TEXT SHOWN —
====================

14Mar05

The Sword of Doom BY GEOFFREY O’BRIEN

Kihachi Okamoto’s The Sword of Doom is likely to strike the innocent viewer as an exercise in absurdist violence, tracking the career of a nihilistic swordsman from his gratuitous murder of a defenseless old man to his final descent into what looks like a rehearsal for global annihilation, as, in a kind of ecstasy, he slaughters a seemingly endless army of attackers both real and phantasmal. The extreme but stylized violence of Okamoto’s film epitomizes a style of Japanese filmmaking that profoundly influenced such directors as Sam Peckinpah and Sergio Leone, and it would be easy—and not entirely inaccurate—to read the film in the light of the cynical antiheroic trends that surfaced in genre films all over the world in the 1960s and surmise that it represented the same kind of break with heroic tradition as, say, spaghetti Westerns. It should be kept in mind, however, that The Sword of Doom is only the most recent episode derived from a long line of stage and film versions of an immensely long, structurally meandering novel that has remained popular ever since the appearance of its first installments a year after the death of the Meiji emperor (the ruler who oversaw Japan’s transition from hermetically sealed feudal state to modern industrialized nation) and whose ostensible theme is religious.

====================

GIVEN TASK 1 —
Repeat the passage on The Sword of Doom verbatim, from beginning to end.

EXTRACTED MATERIAL —
====================

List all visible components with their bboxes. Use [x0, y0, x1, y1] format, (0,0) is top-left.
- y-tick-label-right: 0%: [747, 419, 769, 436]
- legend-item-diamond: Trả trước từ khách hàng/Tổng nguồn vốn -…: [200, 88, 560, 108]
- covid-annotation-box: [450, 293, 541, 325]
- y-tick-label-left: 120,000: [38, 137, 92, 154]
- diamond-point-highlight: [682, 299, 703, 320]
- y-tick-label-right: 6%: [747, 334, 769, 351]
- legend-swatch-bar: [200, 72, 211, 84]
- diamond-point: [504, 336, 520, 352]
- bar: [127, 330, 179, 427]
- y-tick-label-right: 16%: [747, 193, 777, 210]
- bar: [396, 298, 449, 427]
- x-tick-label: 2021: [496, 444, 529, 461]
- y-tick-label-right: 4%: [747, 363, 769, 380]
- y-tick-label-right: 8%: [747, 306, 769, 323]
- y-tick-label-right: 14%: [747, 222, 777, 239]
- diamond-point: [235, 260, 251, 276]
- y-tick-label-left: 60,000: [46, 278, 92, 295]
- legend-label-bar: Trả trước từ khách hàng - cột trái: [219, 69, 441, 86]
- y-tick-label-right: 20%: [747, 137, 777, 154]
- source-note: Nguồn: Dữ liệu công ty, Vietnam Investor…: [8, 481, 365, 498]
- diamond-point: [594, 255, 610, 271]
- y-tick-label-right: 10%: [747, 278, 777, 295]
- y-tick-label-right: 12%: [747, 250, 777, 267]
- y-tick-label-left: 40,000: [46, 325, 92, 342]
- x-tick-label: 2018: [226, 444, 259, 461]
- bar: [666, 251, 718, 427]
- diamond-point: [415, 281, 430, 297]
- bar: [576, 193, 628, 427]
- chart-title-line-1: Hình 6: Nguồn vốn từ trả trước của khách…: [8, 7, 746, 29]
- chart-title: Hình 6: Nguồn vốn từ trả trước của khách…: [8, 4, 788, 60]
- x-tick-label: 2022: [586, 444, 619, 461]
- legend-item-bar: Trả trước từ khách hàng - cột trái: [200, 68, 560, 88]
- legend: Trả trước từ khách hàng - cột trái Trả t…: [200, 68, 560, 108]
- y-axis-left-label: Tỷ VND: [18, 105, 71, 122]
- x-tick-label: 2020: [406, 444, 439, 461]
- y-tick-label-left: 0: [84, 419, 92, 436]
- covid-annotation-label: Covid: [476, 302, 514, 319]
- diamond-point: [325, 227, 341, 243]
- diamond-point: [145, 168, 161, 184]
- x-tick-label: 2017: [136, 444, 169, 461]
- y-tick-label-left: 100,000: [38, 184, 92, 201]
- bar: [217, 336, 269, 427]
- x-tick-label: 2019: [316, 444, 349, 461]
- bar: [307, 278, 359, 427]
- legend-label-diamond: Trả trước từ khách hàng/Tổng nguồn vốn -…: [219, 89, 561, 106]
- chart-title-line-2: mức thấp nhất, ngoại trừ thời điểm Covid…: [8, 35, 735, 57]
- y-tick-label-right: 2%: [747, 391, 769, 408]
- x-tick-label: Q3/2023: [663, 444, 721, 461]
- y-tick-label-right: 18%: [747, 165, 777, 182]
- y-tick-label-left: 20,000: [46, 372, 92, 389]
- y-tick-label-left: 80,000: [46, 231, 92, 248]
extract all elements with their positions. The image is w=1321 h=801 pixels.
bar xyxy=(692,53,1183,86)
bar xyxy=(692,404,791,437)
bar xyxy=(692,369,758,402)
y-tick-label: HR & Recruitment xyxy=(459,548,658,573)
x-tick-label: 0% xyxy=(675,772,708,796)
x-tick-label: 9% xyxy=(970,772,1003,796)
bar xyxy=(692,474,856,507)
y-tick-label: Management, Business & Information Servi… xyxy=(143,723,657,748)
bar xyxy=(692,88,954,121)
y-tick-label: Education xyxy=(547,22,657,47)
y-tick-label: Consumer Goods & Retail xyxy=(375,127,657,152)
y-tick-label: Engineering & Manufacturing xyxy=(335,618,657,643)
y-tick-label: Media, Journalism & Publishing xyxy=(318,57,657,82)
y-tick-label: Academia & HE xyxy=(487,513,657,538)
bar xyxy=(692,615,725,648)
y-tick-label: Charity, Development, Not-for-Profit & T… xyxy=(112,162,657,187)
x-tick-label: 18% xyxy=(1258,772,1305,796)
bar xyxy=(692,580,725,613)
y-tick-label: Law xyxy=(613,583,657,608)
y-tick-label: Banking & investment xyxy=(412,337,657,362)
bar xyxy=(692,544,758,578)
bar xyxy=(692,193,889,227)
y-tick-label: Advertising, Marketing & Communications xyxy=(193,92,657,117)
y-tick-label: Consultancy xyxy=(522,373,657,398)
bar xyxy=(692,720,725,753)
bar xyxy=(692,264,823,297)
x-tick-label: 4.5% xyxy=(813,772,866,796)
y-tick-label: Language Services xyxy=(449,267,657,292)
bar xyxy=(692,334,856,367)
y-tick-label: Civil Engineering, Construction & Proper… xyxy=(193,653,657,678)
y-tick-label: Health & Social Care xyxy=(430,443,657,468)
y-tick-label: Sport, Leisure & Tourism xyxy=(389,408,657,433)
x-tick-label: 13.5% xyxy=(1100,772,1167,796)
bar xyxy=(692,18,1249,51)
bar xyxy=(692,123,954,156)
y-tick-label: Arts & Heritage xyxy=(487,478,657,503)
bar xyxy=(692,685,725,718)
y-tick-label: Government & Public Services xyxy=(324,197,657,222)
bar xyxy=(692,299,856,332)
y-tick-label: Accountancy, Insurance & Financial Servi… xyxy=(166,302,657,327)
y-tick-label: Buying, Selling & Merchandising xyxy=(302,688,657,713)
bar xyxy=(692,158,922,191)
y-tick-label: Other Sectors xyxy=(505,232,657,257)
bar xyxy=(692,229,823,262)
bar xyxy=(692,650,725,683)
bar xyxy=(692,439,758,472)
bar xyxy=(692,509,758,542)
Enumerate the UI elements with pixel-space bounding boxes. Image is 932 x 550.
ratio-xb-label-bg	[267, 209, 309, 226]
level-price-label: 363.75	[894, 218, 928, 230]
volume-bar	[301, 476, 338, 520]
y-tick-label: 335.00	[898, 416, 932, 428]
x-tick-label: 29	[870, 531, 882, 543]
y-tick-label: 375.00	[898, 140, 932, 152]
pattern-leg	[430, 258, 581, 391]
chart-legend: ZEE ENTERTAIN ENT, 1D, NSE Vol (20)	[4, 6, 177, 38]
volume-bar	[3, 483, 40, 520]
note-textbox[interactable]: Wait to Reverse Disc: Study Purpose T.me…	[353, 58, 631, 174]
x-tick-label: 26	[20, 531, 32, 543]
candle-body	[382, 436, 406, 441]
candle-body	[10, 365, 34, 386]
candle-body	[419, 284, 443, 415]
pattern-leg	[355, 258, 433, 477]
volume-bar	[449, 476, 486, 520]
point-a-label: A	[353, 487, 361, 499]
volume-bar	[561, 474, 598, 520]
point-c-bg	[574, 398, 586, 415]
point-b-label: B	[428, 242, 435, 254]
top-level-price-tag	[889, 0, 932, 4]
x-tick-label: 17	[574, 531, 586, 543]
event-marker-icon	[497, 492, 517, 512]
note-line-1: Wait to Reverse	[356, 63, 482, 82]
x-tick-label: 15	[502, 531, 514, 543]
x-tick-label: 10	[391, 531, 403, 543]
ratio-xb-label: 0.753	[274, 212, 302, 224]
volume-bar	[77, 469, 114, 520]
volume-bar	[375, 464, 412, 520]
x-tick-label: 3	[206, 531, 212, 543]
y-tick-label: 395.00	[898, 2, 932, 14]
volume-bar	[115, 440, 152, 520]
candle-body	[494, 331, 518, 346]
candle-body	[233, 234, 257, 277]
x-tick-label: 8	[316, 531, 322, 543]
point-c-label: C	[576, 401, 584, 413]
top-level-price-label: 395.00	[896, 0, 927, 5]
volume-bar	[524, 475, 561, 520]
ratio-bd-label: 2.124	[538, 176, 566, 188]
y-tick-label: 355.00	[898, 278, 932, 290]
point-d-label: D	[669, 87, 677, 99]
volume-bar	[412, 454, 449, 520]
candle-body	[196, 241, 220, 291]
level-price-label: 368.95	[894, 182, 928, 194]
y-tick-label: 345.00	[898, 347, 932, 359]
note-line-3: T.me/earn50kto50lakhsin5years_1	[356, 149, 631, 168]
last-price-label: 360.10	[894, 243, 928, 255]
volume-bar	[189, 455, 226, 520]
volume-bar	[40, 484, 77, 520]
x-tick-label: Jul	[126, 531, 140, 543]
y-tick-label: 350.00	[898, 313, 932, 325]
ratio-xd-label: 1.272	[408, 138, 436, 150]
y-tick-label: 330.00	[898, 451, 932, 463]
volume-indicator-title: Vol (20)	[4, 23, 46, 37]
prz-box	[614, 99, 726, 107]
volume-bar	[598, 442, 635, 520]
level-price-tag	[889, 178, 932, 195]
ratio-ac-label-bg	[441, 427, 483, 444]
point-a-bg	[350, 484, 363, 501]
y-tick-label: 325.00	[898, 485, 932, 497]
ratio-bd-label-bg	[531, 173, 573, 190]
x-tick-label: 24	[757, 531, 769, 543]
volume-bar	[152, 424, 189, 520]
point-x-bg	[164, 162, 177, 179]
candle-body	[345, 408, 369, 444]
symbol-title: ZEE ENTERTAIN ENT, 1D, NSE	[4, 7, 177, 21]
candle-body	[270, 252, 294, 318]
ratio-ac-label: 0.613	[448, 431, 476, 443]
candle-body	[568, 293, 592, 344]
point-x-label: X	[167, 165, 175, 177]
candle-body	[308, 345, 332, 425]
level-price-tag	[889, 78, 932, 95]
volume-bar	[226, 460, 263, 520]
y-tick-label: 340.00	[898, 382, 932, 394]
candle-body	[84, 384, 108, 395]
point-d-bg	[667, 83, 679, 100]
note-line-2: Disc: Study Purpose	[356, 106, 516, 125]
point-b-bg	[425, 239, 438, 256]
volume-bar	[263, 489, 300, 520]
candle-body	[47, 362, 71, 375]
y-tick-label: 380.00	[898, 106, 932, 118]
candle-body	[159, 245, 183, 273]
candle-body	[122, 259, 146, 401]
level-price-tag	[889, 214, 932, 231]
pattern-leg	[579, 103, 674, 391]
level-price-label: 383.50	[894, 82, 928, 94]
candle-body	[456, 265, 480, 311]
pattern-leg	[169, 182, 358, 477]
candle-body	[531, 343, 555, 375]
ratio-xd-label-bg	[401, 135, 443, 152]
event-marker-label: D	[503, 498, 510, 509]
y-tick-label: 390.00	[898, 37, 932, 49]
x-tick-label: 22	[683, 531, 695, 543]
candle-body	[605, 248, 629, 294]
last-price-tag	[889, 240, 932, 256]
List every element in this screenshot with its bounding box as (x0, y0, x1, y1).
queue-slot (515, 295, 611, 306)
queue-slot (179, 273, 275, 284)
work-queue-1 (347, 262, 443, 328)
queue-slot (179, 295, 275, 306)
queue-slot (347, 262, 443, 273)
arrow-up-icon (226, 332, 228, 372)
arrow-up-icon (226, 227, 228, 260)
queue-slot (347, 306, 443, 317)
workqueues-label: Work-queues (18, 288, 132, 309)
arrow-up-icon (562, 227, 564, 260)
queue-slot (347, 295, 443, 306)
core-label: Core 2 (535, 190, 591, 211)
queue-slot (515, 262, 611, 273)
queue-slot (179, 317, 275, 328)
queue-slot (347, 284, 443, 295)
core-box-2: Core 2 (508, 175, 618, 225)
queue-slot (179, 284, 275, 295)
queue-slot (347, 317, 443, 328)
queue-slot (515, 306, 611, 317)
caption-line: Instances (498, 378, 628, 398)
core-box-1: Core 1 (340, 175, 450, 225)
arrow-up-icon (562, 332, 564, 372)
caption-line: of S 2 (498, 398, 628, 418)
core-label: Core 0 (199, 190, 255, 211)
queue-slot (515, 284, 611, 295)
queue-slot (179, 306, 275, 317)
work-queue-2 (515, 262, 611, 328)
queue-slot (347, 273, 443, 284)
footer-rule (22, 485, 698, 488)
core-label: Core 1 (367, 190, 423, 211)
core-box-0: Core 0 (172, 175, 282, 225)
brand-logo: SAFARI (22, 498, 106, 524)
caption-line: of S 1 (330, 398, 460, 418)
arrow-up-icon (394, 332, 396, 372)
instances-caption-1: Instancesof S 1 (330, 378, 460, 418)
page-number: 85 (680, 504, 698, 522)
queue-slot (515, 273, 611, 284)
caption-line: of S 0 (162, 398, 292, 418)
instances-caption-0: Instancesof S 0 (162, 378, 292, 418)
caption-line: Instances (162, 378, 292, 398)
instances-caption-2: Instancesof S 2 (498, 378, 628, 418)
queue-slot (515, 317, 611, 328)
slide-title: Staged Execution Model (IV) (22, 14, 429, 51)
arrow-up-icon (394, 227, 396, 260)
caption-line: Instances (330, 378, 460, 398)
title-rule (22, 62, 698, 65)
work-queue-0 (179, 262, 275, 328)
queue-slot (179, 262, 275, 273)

====================

GIVEN TASK 2 —
Render the listing lines from its first line through the line containing "- bar: [666, 251, 718, 427]", inclusive, as a Markdown table with the columns No. and Entry. Number each row and skip blank lines.

WRITTEN ANSWER 1 —
14Mar05

The Sword of Doom BY GEOFFREY O’BRIEN

Kihachi Okamoto’s The Sword of Doom is likely to strike the innocent viewer as an exercise in absurdist violence, tracking the career of a nihilistic swordsman from his gratuitous murder of a defenseless old man to his final descent into what looks like a rehearsal for global annihilation, as, in a kind of ecstasy, he slaughters a seemingly endless army of attackers both real and phantasmal. The extreme but stylized violence of Okamoto’s film epitomizes a style of Japanese filmmaking that profoundly influenced such directors as Sam Peckinpah and Sergio Leone, and it would be easy—and not entirely inaccurate—to read the film in the light of the cynical antiheroic trends that surfaced in genre films all over the world in the 1960s and surmise that it represented the same kind of break with heroic tradition as, say, spaghetti Westerns. It should be kept in mind, however, that The Sword of Doom is only the most recent episode derived from a long line of stage and film versions of an immensely long, structurally meandering novel that has remained popular ever since the appearance of its first installments a year after the death of the Meiji emperor (the ruler who oversaw Japan’s transition from hermetically sealed feudal state to modern industrialized nation) and whose ostensible theme is religious.

WRITTEN ANSWER 2 —
| No. | Entry |
|---|---|
| 1 | List all visible components with their bboxes. Use [x0, y0, x1, y1] format, (0,0) is top-left. |
| 2 | - y-tick-label-right: 0%: [747, 419, 769, 436] |
| 3 | - legend-item-diamond: Trả trước từ khách hàng/Tổng nguồn vốn -…: [200, 88, 560, 108] |
| 4 | - covid-annotation-box: [450, 293, 541, 325] |
| 5 | - y-tick-label-left: 120,000: [38, 137, 92, 154] |
| 6 | - diamond-point-highlight: [682, 299, 703, 320] |
| 7 | - y-tick-label-right: 6%: [747, 334, 769, 351] |
| 8 | - legend-swatch-bar: [200, 72, 211, 84] |
| 9 | - diamond-point: [504, 336, 520, 352] |
| 10 | - bar: [127, 330, 179, 427] |
| 11 | - y-tick-label-right: 16%: [747, 193, 777, 210] |
| 12 | - bar: [396, 298, 449, 427] |
| 13 | - x-tick-label: 2021: [496, 444, 529, 461] |
| 14 | - y-tick-label-right: 4%: [747, 363, 769, 380] |
| 15 | - y-tick-label-right: 8%: [747, 306, 769, 323] |
| 16 | - y-tick-label-right: 14%: [747, 222, 777, 239] |
| 17 | - diamond-point: [235, 260, 251, 276] |
| 18 | - y-tick-label-left: 60,000: [46, 278, 92, 295] |
| 19 | - legend-label-bar: Trả trước từ khách hàng - cột trái: [219, 69, 441, 86] |
| 20 | - y-tick-label-right: 20%: [747, 137, 777, 154] |
| 21 | - source-note: Nguồn: Dữ liệu công ty, Vietnam Investor…: [8, 481, 365, 498] |
| 22 | - diamond-point: [594, 255, 610, 271] |
| 23 | - y-tick-label-right: 10%: [747, 278, 777, 295] |
| 24 | - y-tick-label-right: 12%: [747, 250, 777, 267] |
| 25 | - y-tick-label-left: 40,000: [46, 325, 92, 342] |
| 26 | - x-tick-label: 2018: [226, 444, 259, 461] |
| 27 | - bar: [666, 251, 718, 427] |